• WHAT YOU SHOULD DO: Look through the records below, and copy out every line that holds the string "JSON".

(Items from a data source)

──────────────────────────────

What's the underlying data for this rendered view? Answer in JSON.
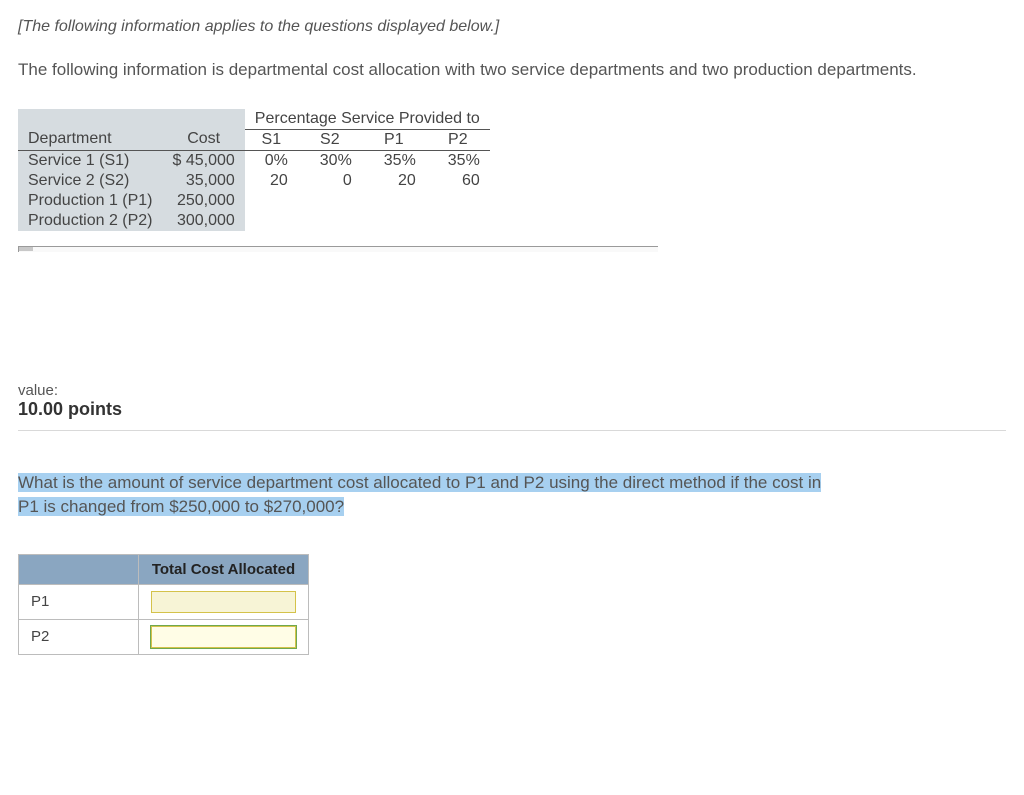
{
  "intro_italic": "[The following information applies to the questions displayed below.]",
  "intro_text": "The following information is departmental cost allocation with two service departments and two production departments.",
  "allocation_table": {
    "col_headers": {
      "dept": "Department",
      "cost": "Cost",
      "pct_header": "Percentage Service Provided to",
      "s1": "S1",
      "s2": "S2",
      "p1": "P1",
      "p2": "P2"
    },
    "rows": [
      {
        "dept": "Service 1 (S1)",
        "cost": "$ 45,000",
        "s1": "0%",
        "s2": "30%",
        "p1": "35%",
        "p2": "35%"
      },
      {
        "dept": "Service 2 (S2)",
        "cost": "35,000",
        "s1": "20",
        "s2": "0",
        "p1": "20",
        "p2": "60"
      },
      {
        "dept": "Production 1 (P1)",
        "cost": "250,000",
        "s1": "",
        "s2": "",
        "p1": "",
        "p2": ""
      },
      {
        "dept": "Production 2 (P2)",
        "cost": "300,000",
        "s1": "",
        "s2": "",
        "p1": "",
        "p2": ""
      }
    ]
  },
  "value": {
    "label": "value:",
    "points": "10.00 points"
  },
  "question": {
    "line1": "What is the amount of service department cost allocated to P1 and P2 using the direct method if the cost in",
    "line2": "P1 is changed from $250,000 to $270,000?"
  },
  "answer_table": {
    "header": "Total Cost Allocated",
    "rows": [
      "P1",
      "P2"
    ]
  }
}
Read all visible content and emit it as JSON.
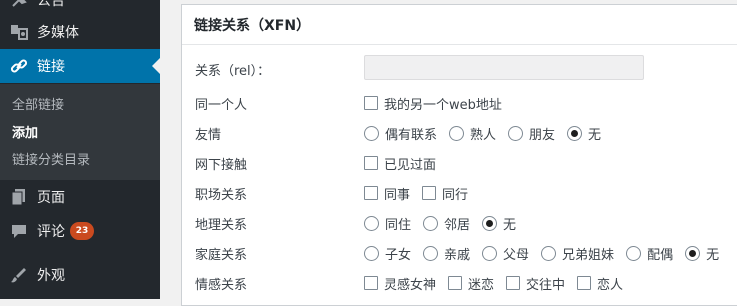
{
  "sidebar": {
    "items": [
      {
        "label": "公告",
        "icon": "pin-icon"
      },
      {
        "label": "多媒体",
        "icon": "media-icon"
      },
      {
        "label": "链接",
        "icon": "link-icon"
      },
      {
        "label": "页面",
        "icon": "page-icon"
      },
      {
        "label": "评论",
        "icon": "comment-icon",
        "badge": "23"
      },
      {
        "label": "外观",
        "icon": "appearance-icon"
      }
    ],
    "submenu": [
      "全部链接",
      "添加",
      "链接分类目录"
    ]
  },
  "panel": {
    "title": "链接关系（XFN）",
    "rel_label": "关系（rel）：",
    "rel_value": "",
    "rows": [
      {
        "label": "同一个人",
        "type": "checkbox",
        "options": [
          {
            "label": "我的另一个web地址",
            "checked": false
          }
        ]
      },
      {
        "label": "友情",
        "type": "radio",
        "options": [
          {
            "label": "偶有联系",
            "checked": false
          },
          {
            "label": "熟人",
            "checked": false
          },
          {
            "label": "朋友",
            "checked": false
          },
          {
            "label": "无",
            "checked": true
          }
        ]
      },
      {
        "label": "网下接触",
        "type": "checkbox",
        "options": [
          {
            "label": "已见过面",
            "checked": false
          }
        ]
      },
      {
        "label": "职场关系",
        "type": "checkbox",
        "options": [
          {
            "label": "同事",
            "checked": false
          },
          {
            "label": "同行",
            "checked": false
          }
        ]
      },
      {
        "label": "地理关系",
        "type": "radio",
        "options": [
          {
            "label": "同住",
            "checked": false
          },
          {
            "label": "邻居",
            "checked": false
          },
          {
            "label": "无",
            "checked": true
          }
        ]
      },
      {
        "label": "家庭关系",
        "type": "radio",
        "options": [
          {
            "label": "子女",
            "checked": false
          },
          {
            "label": "亲戚",
            "checked": false
          },
          {
            "label": "父母",
            "checked": false
          },
          {
            "label": "兄弟姐妹",
            "checked": false
          },
          {
            "label": "配偶",
            "checked": false
          },
          {
            "label": "无",
            "checked": true
          }
        ]
      },
      {
        "label": "情感关系",
        "type": "checkbox",
        "options": [
          {
            "label": "灵感女神",
            "checked": false
          },
          {
            "label": "迷恋",
            "checked": false
          },
          {
            "label": "交往中",
            "checked": false
          },
          {
            "label": "恋人",
            "checked": false
          }
        ]
      }
    ]
  },
  "colors": {
    "sidebar_bg": "#23282d",
    "submenu_bg": "#32373c",
    "accent": "#0073aa",
    "badge": "#ca4a1f"
  }
}
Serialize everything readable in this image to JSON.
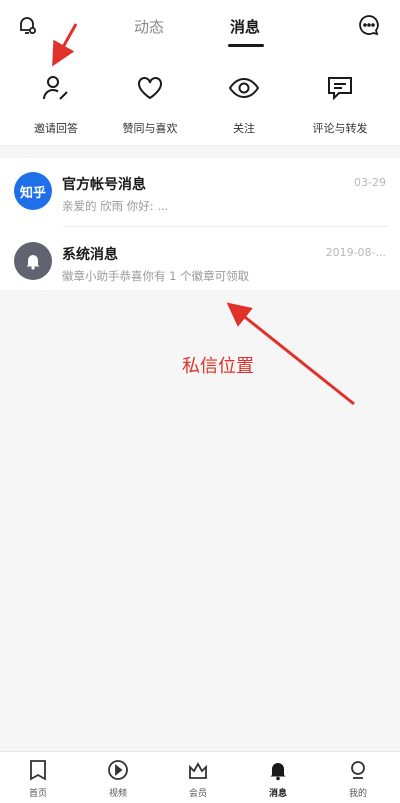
{
  "header": {
    "tabs": [
      {
        "label": "动态",
        "active": false
      },
      {
        "label": "消息",
        "active": true
      }
    ],
    "left_icon": "bell-settings-icon",
    "right_icon": "chat-bubble-icon"
  },
  "quick_actions": [
    {
      "label": "邀请回答",
      "icon": "user-pen-icon"
    },
    {
      "label": "赞同与喜欢",
      "icon": "heart-icon"
    },
    {
      "label": "关注",
      "icon": "eye-icon"
    },
    {
      "label": "评论与转发",
      "icon": "comment-icon"
    }
  ],
  "messages": [
    {
      "avatar_text": "知乎",
      "title": "官方帐号消息",
      "subtitle": "亲爱的 欣雨 你好: ...",
      "time": "03-29",
      "avatar_color": "#1e6fe8"
    },
    {
      "avatar_icon": "bell-icon",
      "title": "系统消息",
      "subtitle": "徽章小助手恭喜你有 1 个徽章可领取",
      "time": "2019-08-...",
      "avatar_color": "#5f6470"
    }
  ],
  "annotation": {
    "text": "私信位置",
    "color": "#e0312a"
  },
  "bottom_nav": [
    {
      "label": "首页",
      "icon": "home-book-icon"
    },
    {
      "label": "视频",
      "icon": "video-play-icon"
    },
    {
      "label": "会员",
      "icon": "crown-icon"
    },
    {
      "label": "消息",
      "icon": "bell-icon"
    },
    {
      "label": "我的",
      "icon": "profile-icon"
    }
  ],
  "colors": {
    "accent": "#1a1a1a",
    "annotation": "#e0312a",
    "brand": "#1e6fe8"
  }
}
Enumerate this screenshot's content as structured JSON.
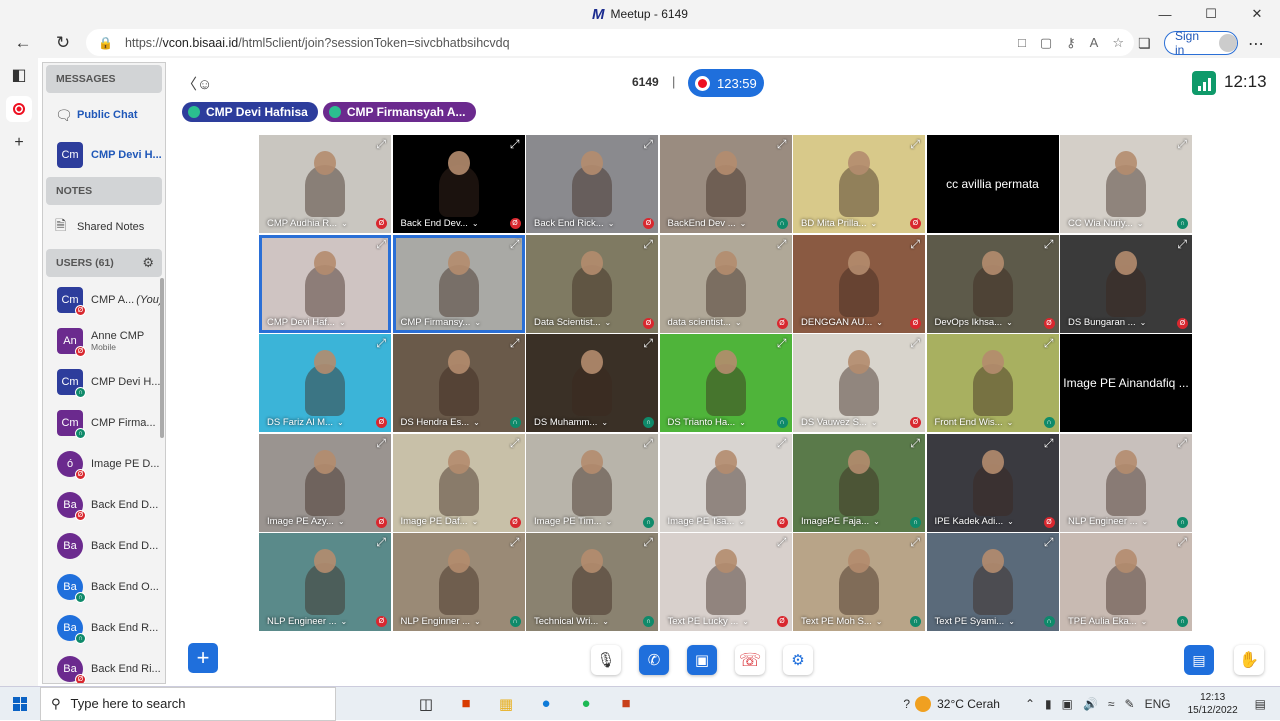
{
  "window": {
    "title": "Meetup - 6149",
    "logo": "M"
  },
  "browser": {
    "url_prefix": "https://",
    "url_host": "vcon.bisaai.id",
    "url_path": "/html5client/join?sessionToken=sivcbhatbsihcvdq",
    "signin_label": "Sign in"
  },
  "panel": {
    "messages_head": "MESSAGES",
    "public_chat": "Public Chat",
    "private_chat": {
      "initials": "Cm",
      "name": "CMP Devi H..."
    },
    "notes_head": "NOTES",
    "shared_notes": "Shared Notes",
    "users_head": "USERS (61)",
    "users": [
      {
        "initials": "Cm",
        "name": "CMP A...",
        "suffix": "(You)",
        "status": "muted",
        "color": "#2d3d9c",
        "shape": "square"
      },
      {
        "initials": "An",
        "name": "Anne CMP",
        "sub": "Mobile",
        "status": "muted",
        "color": "#6b2a8e",
        "shape": "square"
      },
      {
        "initials": "Cm",
        "name": "CMP Devi H...",
        "status": "listen",
        "color": "#2d3d9c",
        "shape": "square"
      },
      {
        "initials": "Cm",
        "name": "CMP Firma...",
        "status": "listen",
        "color": "#6b2a8e",
        "shape": "square"
      },
      {
        "initials": "ó",
        "name": "Image PE D...",
        "status": "muted",
        "color": "#6b2a8e",
        "shape": "round"
      },
      {
        "initials": "Ba",
        "name": "Back End D...",
        "status": "muted",
        "color": "#6b2a8e",
        "shape": "round"
      },
      {
        "initials": "Ba",
        "name": "Back End D...",
        "status": "none",
        "color": "#6b2a8e",
        "shape": "round"
      },
      {
        "initials": "Ba",
        "name": "Back End O...",
        "status": "listen",
        "color": "#1f6fdc",
        "shape": "round"
      },
      {
        "initials": "Ba",
        "name": "Back End R...",
        "status": "listen",
        "color": "#1f6fdc",
        "shape": "round"
      },
      {
        "initials": "Ba",
        "name": "Back End Ri...",
        "status": "muted",
        "color": "#6b2a8e",
        "shape": "round"
      }
    ]
  },
  "meeting": {
    "id": "6149",
    "separator": "|",
    "recording_time": "123:59",
    "clock": "12:13",
    "talkers": [
      {
        "name": "CMP Devi Hafnisa",
        "color": "#2d3d9c"
      },
      {
        "name": "CMP Firmansyah A...",
        "color": "#6b2a8e"
      }
    ]
  },
  "tiles": [
    {
      "label": "CMP Audhia R...",
      "status": "muted",
      "bg": "#c9c6c0"
    },
    {
      "label": "Back End Dev...",
      "status": "muted",
      "bg": "#000000"
    },
    {
      "label": "Back End Rick...",
      "status": "muted",
      "bg": "#8a8a8e"
    },
    {
      "label": "BackEnd Dev ...",
      "status": "listen",
      "bg": "#9a8c80"
    },
    {
      "label": "BD Mita Prilla...",
      "status": "muted",
      "bg": "#d8c98a"
    },
    {
      "label": "",
      "status": "none",
      "bg": "#000000",
      "center": "cc avillia permata"
    },
    {
      "label": "CC Wia Nuriy...",
      "status": "listen",
      "bg": "#d4cfc8"
    },
    {
      "label": "CMP Devi Haf...",
      "status": "none",
      "bg": "#cfc4c2",
      "active": true
    },
    {
      "label": "CMP Firmansy...",
      "status": "none",
      "bg": "#a9a9a5",
      "active": true
    },
    {
      "label": "Data Scientist...",
      "status": "muted",
      "bg": "#7f7a62"
    },
    {
      "label": "data scientist...",
      "status": "muted",
      "bg": "#b0a898"
    },
    {
      "label": "DENGGAN AU...",
      "status": "muted",
      "bg": "#8a5a42"
    },
    {
      "label": "DevOps Ikhsa...",
      "status": "muted",
      "bg": "#5d5a4a"
    },
    {
      "label": "DS Bungaran ...",
      "status": "muted",
      "bg": "#3a3a3a"
    },
    {
      "label": "DS Fariz Al M...",
      "status": "muted",
      "bg": "#3bb4d8"
    },
    {
      "label": "DS Hendra Es...",
      "status": "listen",
      "bg": "#6a5a4a"
    },
    {
      "label": "DS Muhamm...",
      "status": "listen",
      "bg": "#3a3026"
    },
    {
      "label": "DS Trianto Ha...",
      "status": "listen",
      "bg": "#4fb43a"
    },
    {
      "label": "DS Vauwez S...",
      "status": "muted",
      "bg": "#d8d4cc"
    },
    {
      "label": "Front End Wis...",
      "status": "listen",
      "bg": "#a8b060"
    },
    {
      "label": "",
      "status": "none",
      "bg": "#000000",
      "center": "Image PE Ainandafiq ..."
    },
    {
      "label": "Image PE Azy...",
      "status": "muted",
      "bg": "#9a9490"
    },
    {
      "label": "Image PE Daf...",
      "status": "muted",
      "bg": "#c8c0a8"
    },
    {
      "label": "Image PE Tim...",
      "status": "listen",
      "bg": "#b8b4aa"
    },
    {
      "label": "Image PE Tsa...",
      "status": "muted",
      "bg": "#d8d4d0"
    },
    {
      "label": "ImagePE Faja...",
      "status": "listen",
      "bg": "#5a7a4a"
    },
    {
      "label": "IPE Kadek Adi...",
      "status": "muted",
      "bg": "#3a3a40"
    },
    {
      "label": "NLP Engineer ...",
      "status": "listen",
      "bg": "#c8c0bc"
    },
    {
      "label": "NLP Engineer ...",
      "status": "muted",
      "bg": "#5a8a8a"
    },
    {
      "label": "NLP Enginner ...",
      "status": "listen",
      "bg": "#9a8a76"
    },
    {
      "label": "Technical Wri...",
      "status": "listen",
      "bg": "#8a8270"
    },
    {
      "label": "Text PE Lucky ...",
      "status": "muted",
      "bg": "#d8d0cc"
    },
    {
      "label": "Text PE Moh S...",
      "status": "listen",
      "bg": "#b8a488"
    },
    {
      "label": "Text PE Syami...",
      "status": "listen",
      "bg": "#5a6a7a"
    },
    {
      "label": "TPE Aulia Eka...",
      "status": "listen",
      "bg": "#c8bab2"
    }
  ],
  "taskbar": {
    "search_placeholder": "Type here to search",
    "weather": "32°C  Cerah",
    "lang": "ENG",
    "time": "12:13",
    "date": "15/12/2022"
  },
  "icons": {
    "back": "←",
    "refresh": "↻",
    "more": "⋯",
    "plus": "+",
    "expand": "⤢",
    "chevron": "⌄",
    "mic_off": "Ø",
    "listen": "∩",
    "gear": "⚙",
    "phone": "☎",
    "video": "■",
    "hangup": "☎",
    "settings": "⚙",
    "hand": "✋",
    "share": "▭"
  }
}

──────────────────────────────

• OUTPUT OF THE EXERCISE:
What's the underlying data for this rendered view? Answer in JSON.
Read all visible content and emit it as JSON.
Serialize everything readable in this image to JSON.
Enumerate this screenshot's content as structured JSON.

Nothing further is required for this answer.